:: TASK GOAL ::
In the listing that follows, count every line with the word "Output" in it and write only the total.

(Entries with figure data)
- - -

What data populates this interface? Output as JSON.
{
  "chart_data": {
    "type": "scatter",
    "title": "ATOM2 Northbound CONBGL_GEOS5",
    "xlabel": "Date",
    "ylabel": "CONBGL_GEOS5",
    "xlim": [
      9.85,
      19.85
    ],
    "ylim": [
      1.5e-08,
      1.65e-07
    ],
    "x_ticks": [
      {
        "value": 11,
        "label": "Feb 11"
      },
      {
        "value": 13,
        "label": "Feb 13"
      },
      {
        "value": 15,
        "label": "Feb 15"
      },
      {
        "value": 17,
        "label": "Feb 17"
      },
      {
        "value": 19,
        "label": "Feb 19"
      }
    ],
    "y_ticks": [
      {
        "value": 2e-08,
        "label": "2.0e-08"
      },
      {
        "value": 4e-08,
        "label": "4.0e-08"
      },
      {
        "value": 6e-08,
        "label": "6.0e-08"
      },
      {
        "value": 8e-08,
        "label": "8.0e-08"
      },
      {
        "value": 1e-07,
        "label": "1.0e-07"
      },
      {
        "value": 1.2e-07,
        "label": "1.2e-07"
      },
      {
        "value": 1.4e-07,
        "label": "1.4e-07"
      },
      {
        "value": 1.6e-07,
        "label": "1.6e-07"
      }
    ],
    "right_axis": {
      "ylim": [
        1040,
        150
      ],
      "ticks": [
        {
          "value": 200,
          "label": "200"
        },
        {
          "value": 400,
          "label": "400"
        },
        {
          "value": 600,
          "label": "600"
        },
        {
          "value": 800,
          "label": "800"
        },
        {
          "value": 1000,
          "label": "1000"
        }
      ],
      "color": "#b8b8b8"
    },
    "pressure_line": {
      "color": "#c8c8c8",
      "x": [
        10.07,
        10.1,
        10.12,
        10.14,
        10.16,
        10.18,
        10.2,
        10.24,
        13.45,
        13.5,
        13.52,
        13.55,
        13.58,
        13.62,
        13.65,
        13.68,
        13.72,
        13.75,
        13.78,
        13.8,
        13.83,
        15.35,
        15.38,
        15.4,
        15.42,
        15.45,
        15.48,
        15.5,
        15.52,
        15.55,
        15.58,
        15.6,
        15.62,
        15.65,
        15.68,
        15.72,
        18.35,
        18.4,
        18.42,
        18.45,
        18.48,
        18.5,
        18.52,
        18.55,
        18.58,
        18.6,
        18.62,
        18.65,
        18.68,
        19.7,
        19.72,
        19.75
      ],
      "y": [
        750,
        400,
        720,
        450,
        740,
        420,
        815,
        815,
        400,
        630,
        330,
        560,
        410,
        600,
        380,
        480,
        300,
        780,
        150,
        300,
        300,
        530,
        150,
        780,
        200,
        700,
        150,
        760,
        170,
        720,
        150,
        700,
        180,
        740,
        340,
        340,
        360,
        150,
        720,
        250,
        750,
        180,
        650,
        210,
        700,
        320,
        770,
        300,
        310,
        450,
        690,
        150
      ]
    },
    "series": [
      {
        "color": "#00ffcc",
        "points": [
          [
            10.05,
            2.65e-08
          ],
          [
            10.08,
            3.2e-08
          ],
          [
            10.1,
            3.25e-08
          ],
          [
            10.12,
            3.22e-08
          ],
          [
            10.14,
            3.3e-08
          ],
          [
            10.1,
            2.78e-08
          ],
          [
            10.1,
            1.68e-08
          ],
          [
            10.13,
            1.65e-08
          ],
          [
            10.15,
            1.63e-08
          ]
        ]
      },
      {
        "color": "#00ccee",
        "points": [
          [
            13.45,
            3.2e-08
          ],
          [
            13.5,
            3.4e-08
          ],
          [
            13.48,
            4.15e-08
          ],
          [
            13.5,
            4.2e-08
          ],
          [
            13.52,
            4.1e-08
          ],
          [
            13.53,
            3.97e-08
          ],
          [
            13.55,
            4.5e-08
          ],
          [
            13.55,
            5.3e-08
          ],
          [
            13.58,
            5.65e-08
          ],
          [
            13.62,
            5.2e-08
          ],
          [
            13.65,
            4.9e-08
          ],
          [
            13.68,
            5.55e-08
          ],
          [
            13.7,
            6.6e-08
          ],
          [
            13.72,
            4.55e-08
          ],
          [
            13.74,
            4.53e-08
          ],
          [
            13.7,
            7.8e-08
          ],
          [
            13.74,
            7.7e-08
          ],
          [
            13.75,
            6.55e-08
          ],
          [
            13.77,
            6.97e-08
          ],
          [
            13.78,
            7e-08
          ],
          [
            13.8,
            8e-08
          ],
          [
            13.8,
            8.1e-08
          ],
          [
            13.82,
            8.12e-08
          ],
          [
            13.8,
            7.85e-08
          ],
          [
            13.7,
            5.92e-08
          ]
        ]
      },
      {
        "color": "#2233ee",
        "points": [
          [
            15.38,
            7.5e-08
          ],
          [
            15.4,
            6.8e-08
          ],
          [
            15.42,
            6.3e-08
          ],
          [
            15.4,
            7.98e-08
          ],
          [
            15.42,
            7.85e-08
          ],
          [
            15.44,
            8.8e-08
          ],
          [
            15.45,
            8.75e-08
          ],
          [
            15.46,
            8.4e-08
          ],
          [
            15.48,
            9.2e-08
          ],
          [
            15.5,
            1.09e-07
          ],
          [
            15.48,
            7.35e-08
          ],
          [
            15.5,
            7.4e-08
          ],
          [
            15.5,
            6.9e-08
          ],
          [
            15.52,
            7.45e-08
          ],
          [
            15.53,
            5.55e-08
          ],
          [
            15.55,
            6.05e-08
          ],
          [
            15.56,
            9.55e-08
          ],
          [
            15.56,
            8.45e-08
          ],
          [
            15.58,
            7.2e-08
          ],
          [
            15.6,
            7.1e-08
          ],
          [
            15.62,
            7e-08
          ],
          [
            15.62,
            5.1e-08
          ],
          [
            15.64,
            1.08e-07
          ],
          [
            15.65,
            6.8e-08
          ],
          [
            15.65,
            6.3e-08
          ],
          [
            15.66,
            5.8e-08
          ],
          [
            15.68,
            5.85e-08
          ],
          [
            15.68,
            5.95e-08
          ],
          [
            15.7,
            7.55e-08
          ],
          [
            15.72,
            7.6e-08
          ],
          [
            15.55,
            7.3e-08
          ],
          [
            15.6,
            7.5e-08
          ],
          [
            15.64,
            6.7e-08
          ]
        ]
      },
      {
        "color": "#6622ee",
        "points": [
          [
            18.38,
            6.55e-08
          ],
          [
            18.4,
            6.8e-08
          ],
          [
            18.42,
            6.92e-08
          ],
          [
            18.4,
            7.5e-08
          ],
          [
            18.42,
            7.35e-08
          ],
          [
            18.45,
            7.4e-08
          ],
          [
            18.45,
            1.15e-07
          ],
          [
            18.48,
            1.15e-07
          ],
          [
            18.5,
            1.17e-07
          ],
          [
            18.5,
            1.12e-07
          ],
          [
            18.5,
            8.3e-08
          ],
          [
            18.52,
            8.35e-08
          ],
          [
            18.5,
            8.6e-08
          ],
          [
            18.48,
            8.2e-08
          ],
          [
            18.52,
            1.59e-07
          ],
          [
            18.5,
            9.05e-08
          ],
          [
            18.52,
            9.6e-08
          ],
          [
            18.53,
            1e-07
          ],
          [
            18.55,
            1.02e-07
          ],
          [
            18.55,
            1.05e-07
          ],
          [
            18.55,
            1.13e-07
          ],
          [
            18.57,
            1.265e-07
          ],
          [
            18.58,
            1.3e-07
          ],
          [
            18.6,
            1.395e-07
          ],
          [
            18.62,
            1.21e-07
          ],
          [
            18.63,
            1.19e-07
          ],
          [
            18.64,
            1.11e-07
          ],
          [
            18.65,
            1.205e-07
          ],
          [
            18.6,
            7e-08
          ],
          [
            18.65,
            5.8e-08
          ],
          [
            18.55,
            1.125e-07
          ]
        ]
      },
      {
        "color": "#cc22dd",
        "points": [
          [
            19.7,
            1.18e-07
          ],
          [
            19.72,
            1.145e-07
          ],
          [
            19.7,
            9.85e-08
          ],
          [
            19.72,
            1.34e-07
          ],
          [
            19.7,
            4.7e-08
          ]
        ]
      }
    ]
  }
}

- - -

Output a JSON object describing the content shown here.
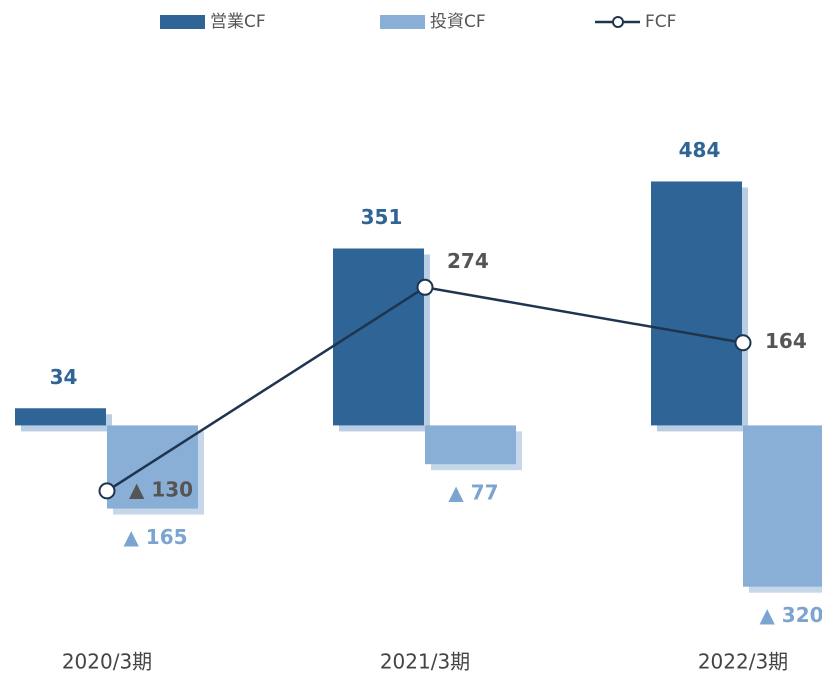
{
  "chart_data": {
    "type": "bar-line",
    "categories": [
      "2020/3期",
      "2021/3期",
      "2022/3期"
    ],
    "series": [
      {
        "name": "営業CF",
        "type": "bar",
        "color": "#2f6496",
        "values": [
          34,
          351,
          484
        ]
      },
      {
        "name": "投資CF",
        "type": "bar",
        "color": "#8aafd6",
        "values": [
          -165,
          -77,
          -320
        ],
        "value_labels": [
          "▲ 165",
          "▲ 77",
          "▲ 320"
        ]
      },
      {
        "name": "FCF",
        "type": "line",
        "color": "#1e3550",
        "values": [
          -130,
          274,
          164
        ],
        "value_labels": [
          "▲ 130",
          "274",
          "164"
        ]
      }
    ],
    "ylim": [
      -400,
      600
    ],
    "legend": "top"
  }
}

- - -

:: TASK ANSWER ::
2